■ Work instructions ■
Extract each line of the data below exactly as written.

■ Records ■
::::
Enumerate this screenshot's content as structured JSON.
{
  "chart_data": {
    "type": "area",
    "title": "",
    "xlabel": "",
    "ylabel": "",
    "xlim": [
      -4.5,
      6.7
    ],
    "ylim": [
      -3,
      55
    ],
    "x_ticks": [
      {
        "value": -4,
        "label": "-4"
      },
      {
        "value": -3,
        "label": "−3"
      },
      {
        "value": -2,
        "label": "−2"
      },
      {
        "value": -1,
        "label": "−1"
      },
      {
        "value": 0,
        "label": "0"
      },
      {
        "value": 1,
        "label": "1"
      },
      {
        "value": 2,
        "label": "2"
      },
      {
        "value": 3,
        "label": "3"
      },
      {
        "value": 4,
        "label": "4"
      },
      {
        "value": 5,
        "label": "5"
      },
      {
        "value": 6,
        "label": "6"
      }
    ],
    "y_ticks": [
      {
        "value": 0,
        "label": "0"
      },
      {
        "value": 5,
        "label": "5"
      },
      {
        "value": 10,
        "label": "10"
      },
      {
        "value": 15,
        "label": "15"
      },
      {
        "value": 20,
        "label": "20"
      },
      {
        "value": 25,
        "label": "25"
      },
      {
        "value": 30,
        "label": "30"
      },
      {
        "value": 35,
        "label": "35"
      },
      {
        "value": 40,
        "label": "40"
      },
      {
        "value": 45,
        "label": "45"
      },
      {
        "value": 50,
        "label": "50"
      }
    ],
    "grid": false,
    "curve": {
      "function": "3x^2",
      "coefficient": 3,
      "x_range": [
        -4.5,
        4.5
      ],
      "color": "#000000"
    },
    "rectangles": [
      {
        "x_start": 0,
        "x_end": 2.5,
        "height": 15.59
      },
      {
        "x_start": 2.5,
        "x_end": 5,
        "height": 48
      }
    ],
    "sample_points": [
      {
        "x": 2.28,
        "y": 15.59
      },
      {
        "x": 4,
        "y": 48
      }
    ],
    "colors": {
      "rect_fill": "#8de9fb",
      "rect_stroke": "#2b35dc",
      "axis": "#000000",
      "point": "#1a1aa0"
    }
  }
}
::::
■ Finished task ■
Enumerate this screenshot's content as structured JSON.
{
  "chart_data": {
    "type": "area",
    "title": "",
    "xlabel": "",
    "ylabel": "",
    "xlim": [
      -4.5,
      6.7
    ],
    "ylim": [
      -3,
      55
    ],
    "x_ticks": [
      {
        "value": -4,
        "label": "-4"
      },
      {
        "value": -3,
        "label": "−3"
      },
      {
        "value": -2,
        "label": "−2"
      },
      {
        "value": -1,
        "label": "−1"
      },
      {
        "value": 0,
        "label": "0"
      },
      {
        "value": 1,
        "label": "1"
      },
      {
        "value": 2,
        "label": "2"
      },
      {
        "value": 3,
        "label": "3"
      },
      {
        "value": 4,
        "label": "4"
      },
      {
        "value": 5,
        "label": "5"
      },
      {
        "value": 6,
        "label": "6"
      }
    ],
    "y_ticks": [
      {
        "value": 0,
        "label": "0"
      },
      {
        "value": 5,
        "label": "5"
      },
      {
        "value": 10,
        "label": "10"
      },
      {
        "value": 15,
        "label": "15"
      },
      {
        "value": 20,
        "label": "20"
      },
      {
        "value": 25,
        "label": "25"
      },
      {
        "value": 30,
        "label": "30"
      },
      {
        "value": 35,
        "label": "35"
      },
      {
        "value": 40,
        "label": "40"
      },
      {
        "value": 45,
        "label": "45"
      },
      {
        "value": 50,
        "label": "50"
      }
    ],
    "grid": false,
    "curve": {
      "function": "3x^2",
      "coefficient": 3,
      "x_range": [
        -4.5,
        4.5
      ],
      "color": "#000000"
    },
    "rectangles": [
      {
        "x_start": 0,
        "x_end": 2.5,
        "height": 15.59
      },
      {
        "x_start": 2.5,
        "x_end": 5,
        "height": 48
      }
    ],
    "sample_points": [
      {
        "x": 2.28,
        "y": 15.59
      },
      {
        "x": 4,
        "y": 48
      }
    ],
    "colors": {
      "rect_fill": "#8de9fb",
      "rect_stroke": "#2b35dc",
      "axis": "#000000",
      "point": "#1a1aa0"
    }
  }
}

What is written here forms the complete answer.